## Work to do
Extract each line of the data below exactly as written.

● ● ● ● ● ● ●

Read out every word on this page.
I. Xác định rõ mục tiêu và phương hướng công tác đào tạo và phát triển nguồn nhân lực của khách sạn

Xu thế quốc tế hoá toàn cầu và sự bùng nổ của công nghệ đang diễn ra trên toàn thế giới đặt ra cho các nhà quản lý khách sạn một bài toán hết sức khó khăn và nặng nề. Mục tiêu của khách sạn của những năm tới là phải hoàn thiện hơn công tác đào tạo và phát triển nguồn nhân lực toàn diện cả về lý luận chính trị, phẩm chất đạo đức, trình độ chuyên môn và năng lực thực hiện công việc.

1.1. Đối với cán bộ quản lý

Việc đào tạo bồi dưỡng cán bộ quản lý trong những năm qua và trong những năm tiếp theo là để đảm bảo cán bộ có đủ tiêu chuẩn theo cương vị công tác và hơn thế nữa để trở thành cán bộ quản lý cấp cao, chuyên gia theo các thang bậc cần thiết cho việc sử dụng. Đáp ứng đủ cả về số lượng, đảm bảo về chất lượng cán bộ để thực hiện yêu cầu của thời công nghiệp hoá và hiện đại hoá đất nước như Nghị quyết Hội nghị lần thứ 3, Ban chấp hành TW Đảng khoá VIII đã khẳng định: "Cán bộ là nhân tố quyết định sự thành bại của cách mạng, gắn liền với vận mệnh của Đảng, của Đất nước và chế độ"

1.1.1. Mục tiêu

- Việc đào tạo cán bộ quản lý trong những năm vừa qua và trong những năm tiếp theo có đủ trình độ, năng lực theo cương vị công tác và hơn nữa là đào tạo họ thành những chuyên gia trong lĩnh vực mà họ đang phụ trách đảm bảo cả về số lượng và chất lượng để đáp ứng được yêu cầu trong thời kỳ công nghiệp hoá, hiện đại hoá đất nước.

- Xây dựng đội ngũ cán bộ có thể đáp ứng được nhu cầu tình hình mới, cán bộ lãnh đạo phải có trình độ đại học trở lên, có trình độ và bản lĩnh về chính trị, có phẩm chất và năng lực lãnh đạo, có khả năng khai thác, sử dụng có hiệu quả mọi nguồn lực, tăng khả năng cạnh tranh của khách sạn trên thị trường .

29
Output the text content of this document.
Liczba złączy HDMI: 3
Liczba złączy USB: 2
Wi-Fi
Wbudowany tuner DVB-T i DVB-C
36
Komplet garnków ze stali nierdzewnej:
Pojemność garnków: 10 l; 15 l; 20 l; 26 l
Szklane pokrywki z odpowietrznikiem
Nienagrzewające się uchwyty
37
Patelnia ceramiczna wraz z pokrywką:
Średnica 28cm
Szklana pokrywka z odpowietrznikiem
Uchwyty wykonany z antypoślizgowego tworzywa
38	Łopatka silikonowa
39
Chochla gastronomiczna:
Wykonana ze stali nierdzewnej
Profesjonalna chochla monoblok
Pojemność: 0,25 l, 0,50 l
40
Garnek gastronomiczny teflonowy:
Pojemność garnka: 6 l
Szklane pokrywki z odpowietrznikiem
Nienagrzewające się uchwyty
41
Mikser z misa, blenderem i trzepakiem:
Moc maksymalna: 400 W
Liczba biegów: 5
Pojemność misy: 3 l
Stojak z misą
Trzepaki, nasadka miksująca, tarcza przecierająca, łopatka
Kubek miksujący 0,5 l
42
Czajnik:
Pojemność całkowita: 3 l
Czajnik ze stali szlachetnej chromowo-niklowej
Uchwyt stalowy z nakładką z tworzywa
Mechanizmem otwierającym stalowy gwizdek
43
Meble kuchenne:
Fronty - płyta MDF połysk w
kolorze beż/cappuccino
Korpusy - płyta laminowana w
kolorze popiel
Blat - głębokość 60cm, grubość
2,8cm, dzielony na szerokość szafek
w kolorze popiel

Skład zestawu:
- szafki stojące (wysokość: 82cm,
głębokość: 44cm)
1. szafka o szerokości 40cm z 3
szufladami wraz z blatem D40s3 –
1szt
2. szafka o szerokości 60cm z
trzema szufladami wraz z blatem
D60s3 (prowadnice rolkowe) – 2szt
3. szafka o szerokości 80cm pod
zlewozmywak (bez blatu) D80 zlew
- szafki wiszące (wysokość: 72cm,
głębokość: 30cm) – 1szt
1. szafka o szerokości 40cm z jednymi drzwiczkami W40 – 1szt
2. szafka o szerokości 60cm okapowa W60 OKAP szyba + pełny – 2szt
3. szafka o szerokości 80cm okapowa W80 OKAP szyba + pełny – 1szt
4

● ● ● ● ● ● ●

## Output for this task
Read out every word on this page.
I. Xác định rõ mục tiêu và phương hướng công tác đào tạo và phát triển nguồn nhân lực của khách sạn

Xu thế quốc tế hoá toàn cầu và sự bùng nổ của công nghệ đang diễn ra trên toàn thế giới đặt ra cho các nhà quản lý khách sạn một bài toán hết sức khó khăn và nặng nề. Mục tiêu của khách sạn của những năm tới là phải hoàn thiện hơn công tác đào tạo và phát triển nguồn nhân lực toàn diện cả về lý luận chính trị, phẩm chất đạo đức, trình độ chuyên môn và năng lực thực hiện công việc.

1.1. Đối với cán bộ quản lý

Việc đào tạo bồi dưỡng cán bộ quản lý trong những năm qua và trong những năm tiếp theo là để đảm bảo cán bộ có đủ tiêu chuẩn theo cương vị công tác và hơn thế nữa để trở thành cán bộ quản lý cấp cao, chuyên gia theo các thang bậc cần thiết cho việc sử dụng. Đáp ứng đủ cả về số lượng, đảm bảo về chất lượng cán bộ để thực hiện yêu cầu của thời công nghiệp hoá và hiện đại hoá đất nước như Nghị quyết Hội nghị lần thứ 3, Ban chấp hành TW Đảng khoá VIII đã khẳng định: "Cán bộ là nhân tố quyết định sự thành bại của cách mạng, gắn liền với vận mệnh của Đảng, của Đất nước và chế độ"

1.1.1. Mục tiêu

- Việc đào tạo cán bộ quản lý trong những năm vừa qua và trong những năm tiếp theo có đủ trình độ, năng lực theo cương vị công tác và hơn nữa là đào tạo họ thành những chuyên gia trong lĩnh vực mà họ đang phụ trách đảm bảo cả về số lượng và chất lượng để đáp ứng được yêu cầu trong thời kỳ công nghiệp hoá, hiện đại hoá đất nước.

- Xây dựng đội ngũ cán bộ có thể đáp ứng được nhu cầu tình hình mới, cán bộ lãnh đạo phải có trình độ đại học trở lên, có trình độ và bản lĩnh về chính trị, có phẩm chất và năng lực lãnh đạo, có khả năng khai thác, sử dụng có hiệu quả mọi nguồn lực, tăng khả năng cạnh tranh của khách sạn trên thị trường .

29
Output the text content of this document.
Liczba złączy HDMI: 3
Liczba złączy USB: 2
Wi-Fi
Wbudowany tuner DVB-T i DVB-C
36
Komplet garnków ze stali nierdzewnej:
Pojemność garnków: 10 l; 15 l; 20 l; 26 l
Szklane pokrywki z odpowietrznikiem
Nienagrzewające się uchwyty
37
Patelnia ceramiczna wraz z pokrywką:
Średnica 28cm
Szklana pokrywka z odpowietrznikiem
Uchwyty wykonany z antypoślizgowego tworzywa
38	Łopatka silikonowa
39
Chochla gastronomiczna:
Wykonana ze stali nierdzewnej
Profesjonalna chochla monoblok
Pojemność: 0,25 l, 0,50 l
40
Garnek gastronomiczny teflonowy:
Pojemność garnka: 6 l
Szklane pokrywki z odpowietrznikiem
Nienagrzewające się uchwyty
41
Mikser z misa, blenderem i trzepakiem:
Moc maksymalna: 400 W
Liczba biegów: 5
Pojemność misy: 3 l
Stojak z misą
Trzepaki, nasadka miksująca, tarcza przecierająca, łopatka
Kubek miksujący 0,5 l
42
Czajnik:
Pojemność całkowita: 3 l
Czajnik ze stali szlachetnej chromowo-niklowej
Uchwyt stalowy z nakładką z tworzywa
Mechanizmem otwierającym stalowy gwizdek
43
Meble kuchenne:
Fronty - płyta MDF połysk w
kolorze beż/cappuccino
Korpusy - płyta laminowana w
kolorze popiel
Blat - głębokość 60cm, grubość
2,8cm, dzielony na szerokość szafek
w kolorze popiel

Skład zestawu:
- szafki stojące (wysokość: 82cm,
głębokość: 44cm)
1. szafka o szerokości 40cm z 3
szufladami wraz z blatem D40s3 –
1szt
2. szafka o szerokości 60cm z
trzema szufladami wraz z blatem
D60s3 (prowadnice rolkowe) – 2szt
3. szafka o szerokości 80cm pod
zlewozmywak (bez blatu) D80 zlew
- szafki wiszące (wysokość: 72cm,
głębokość: 30cm) – 1szt
1. szafka o szerokości 40cm z jednymi drzwiczkami W40 – 1szt
2. szafka o szerokości 60cm okapowa W60 OKAP szyba + pełny – 2szt
3. szafka o szerokości 80cm okapowa W80 OKAP szyba + pełny – 1szt
4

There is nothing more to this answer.